Instruction: Copy out each line of the data holding "体现了历史解释素养的要求".

Data extract:
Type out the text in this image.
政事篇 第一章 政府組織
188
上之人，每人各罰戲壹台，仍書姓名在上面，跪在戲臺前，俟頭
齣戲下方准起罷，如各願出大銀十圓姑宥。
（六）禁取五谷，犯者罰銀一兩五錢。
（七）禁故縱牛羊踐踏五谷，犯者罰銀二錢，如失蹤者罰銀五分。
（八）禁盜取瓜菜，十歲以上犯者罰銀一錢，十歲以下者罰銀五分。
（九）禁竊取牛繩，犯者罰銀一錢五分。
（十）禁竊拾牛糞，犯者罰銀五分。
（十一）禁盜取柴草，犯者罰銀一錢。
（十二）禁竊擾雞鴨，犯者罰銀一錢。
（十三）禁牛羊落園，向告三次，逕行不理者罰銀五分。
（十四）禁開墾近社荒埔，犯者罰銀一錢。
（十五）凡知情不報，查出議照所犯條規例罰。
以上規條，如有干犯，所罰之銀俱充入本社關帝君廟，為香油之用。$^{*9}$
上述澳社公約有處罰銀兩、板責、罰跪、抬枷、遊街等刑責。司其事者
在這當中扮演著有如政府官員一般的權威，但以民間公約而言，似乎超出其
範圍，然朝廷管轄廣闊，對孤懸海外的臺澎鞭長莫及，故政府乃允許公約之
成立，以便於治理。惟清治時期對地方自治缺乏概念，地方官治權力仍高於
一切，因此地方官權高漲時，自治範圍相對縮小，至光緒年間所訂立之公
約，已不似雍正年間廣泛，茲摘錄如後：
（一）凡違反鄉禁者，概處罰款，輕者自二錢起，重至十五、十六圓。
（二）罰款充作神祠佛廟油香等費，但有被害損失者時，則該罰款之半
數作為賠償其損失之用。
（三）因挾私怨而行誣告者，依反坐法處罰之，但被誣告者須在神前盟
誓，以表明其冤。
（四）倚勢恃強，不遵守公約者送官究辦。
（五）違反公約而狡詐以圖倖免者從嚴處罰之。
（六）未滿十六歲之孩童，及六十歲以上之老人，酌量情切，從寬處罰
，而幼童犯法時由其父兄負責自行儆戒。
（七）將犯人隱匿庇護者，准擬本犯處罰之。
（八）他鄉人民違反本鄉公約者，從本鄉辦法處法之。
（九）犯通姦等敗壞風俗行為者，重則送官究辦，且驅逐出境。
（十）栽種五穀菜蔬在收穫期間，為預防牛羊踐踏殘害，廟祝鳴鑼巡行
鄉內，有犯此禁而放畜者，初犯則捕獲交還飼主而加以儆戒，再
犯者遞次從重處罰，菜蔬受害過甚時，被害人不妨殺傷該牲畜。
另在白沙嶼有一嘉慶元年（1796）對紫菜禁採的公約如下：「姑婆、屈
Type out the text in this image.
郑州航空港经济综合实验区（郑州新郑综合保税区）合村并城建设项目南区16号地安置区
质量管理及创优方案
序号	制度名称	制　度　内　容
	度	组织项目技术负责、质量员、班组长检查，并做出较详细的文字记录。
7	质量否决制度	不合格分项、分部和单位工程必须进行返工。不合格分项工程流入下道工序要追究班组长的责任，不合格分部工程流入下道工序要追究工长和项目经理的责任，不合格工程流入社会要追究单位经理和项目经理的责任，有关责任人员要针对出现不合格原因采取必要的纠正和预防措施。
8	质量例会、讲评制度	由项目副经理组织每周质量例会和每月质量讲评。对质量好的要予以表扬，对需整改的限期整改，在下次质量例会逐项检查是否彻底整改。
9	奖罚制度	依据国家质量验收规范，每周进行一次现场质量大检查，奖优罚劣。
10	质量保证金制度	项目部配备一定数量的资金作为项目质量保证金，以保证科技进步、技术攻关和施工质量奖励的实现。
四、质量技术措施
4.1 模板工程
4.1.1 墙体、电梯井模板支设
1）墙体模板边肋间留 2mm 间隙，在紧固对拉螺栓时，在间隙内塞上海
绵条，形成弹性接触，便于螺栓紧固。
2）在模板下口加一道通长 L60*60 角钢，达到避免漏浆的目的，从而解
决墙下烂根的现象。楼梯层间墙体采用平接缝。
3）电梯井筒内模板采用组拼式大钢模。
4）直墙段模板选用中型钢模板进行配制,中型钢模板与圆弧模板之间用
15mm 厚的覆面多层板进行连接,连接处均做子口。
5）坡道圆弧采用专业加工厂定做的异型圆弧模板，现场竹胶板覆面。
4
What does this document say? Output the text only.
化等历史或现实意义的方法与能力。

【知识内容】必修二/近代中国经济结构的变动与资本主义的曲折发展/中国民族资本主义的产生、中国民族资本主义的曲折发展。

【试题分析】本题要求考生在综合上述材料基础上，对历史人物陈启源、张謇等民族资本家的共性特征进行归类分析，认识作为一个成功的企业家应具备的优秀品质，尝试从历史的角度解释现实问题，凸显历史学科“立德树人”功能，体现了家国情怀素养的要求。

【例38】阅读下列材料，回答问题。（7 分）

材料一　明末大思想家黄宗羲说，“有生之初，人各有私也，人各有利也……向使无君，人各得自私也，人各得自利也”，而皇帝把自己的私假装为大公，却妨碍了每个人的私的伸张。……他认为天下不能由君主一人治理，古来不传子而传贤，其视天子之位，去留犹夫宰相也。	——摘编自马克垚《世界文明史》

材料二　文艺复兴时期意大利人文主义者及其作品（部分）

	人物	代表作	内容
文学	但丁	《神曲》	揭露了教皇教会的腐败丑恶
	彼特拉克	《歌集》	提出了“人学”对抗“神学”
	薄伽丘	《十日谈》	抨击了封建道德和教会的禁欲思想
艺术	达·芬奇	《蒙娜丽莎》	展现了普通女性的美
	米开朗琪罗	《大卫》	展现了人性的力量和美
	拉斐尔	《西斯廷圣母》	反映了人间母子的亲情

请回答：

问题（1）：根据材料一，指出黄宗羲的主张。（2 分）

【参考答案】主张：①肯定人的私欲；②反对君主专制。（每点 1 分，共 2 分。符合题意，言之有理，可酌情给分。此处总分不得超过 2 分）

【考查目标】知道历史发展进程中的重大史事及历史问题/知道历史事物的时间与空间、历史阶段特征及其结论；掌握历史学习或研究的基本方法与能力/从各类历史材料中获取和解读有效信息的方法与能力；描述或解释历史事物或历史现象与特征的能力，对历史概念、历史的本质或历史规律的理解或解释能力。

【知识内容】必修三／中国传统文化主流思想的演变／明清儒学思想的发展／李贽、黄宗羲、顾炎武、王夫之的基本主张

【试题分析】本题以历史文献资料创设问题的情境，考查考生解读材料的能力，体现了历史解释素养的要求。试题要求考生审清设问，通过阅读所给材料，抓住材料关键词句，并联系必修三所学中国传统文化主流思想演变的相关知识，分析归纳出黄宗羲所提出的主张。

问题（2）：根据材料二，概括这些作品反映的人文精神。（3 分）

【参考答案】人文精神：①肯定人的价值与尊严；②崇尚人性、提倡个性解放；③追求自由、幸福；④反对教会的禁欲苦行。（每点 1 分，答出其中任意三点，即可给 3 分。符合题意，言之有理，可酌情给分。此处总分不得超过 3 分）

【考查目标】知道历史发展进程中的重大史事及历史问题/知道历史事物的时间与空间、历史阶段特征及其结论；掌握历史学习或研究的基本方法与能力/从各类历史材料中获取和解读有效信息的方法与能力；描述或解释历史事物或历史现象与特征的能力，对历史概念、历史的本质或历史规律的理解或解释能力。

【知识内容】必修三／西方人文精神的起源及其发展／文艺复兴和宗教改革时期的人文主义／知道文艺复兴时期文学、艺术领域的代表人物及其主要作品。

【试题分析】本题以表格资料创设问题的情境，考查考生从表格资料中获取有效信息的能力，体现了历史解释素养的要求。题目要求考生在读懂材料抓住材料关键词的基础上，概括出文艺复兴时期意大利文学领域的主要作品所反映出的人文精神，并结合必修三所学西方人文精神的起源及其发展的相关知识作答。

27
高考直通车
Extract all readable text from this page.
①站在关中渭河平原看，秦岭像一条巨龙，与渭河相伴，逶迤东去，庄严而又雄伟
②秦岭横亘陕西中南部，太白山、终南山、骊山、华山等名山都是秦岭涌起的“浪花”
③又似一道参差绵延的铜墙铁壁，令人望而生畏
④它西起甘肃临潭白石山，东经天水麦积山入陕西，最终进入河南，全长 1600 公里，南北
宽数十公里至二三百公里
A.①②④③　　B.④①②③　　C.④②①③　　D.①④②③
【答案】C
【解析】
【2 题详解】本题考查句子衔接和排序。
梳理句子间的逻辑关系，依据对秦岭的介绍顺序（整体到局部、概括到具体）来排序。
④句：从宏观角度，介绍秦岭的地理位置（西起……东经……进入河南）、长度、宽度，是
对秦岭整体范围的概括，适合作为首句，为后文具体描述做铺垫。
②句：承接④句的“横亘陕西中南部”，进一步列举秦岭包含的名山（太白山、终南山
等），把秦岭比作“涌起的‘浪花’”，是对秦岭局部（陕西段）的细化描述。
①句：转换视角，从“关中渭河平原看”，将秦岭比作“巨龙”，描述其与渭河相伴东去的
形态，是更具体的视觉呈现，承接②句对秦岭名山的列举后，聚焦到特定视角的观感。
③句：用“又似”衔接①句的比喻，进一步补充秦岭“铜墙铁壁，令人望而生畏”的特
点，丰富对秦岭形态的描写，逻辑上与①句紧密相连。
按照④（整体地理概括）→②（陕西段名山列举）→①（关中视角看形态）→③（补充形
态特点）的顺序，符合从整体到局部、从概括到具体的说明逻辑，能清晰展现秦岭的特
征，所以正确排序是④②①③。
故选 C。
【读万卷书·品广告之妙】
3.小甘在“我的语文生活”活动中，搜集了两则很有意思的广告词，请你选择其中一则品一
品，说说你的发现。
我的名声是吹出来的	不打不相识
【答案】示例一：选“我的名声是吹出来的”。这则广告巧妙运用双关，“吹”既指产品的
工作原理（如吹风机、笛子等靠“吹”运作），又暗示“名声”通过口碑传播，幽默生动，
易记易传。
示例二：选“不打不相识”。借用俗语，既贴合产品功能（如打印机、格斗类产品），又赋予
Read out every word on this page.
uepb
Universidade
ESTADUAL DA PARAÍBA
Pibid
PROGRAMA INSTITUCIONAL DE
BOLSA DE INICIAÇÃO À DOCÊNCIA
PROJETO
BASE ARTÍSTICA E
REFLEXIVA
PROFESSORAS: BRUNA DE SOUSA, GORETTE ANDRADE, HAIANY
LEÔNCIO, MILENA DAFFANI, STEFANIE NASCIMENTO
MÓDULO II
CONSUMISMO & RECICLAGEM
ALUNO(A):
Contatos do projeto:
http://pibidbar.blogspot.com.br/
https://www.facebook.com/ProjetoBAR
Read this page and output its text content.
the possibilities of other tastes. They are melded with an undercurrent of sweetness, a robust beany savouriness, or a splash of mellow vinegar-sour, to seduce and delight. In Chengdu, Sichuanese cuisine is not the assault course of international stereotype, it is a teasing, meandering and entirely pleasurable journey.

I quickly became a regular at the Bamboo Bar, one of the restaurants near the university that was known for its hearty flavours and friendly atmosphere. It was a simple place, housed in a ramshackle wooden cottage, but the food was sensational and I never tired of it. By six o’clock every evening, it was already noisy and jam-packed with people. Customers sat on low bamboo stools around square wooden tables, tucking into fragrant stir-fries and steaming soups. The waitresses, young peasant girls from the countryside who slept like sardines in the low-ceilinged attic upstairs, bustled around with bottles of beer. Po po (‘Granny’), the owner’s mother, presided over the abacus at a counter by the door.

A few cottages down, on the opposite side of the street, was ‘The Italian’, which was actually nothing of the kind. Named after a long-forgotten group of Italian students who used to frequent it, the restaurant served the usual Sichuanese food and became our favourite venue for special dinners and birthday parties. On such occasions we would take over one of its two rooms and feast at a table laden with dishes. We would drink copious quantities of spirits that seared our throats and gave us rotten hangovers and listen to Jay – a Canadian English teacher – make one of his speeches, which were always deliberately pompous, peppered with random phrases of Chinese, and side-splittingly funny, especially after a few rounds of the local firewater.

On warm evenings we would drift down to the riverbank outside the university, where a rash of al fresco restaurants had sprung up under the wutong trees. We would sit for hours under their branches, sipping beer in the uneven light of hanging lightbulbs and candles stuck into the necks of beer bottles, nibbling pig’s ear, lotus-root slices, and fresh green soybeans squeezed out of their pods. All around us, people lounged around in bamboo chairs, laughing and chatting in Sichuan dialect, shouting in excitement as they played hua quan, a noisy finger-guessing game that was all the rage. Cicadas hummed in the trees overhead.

Solution for this exercise:
【试题分析】本题以历史文献资料创设问题的情境，考查考生解读材料的能力，体现了历史解释素养的要求。试题要求考生审清设问，通过阅读所给材料，抓住材料关键词句，并联系必修三所学中国传统文化主流思想演变的相关知识，分析归纳出黄宗羲所提出的主张。
【试题分析】本题以表格资料创设问题的情境，考查考生从表格资料中获取有效信息的能力，体现了历史解释素养的要求。题目要求考生在读懂材料抓住材料关键词的基础上，概括出文艺复兴时期意大利文学领域的主要作品所反映出的人文精神，并结合必修三所学西方人文精神的起源及其发展的相关知识作答。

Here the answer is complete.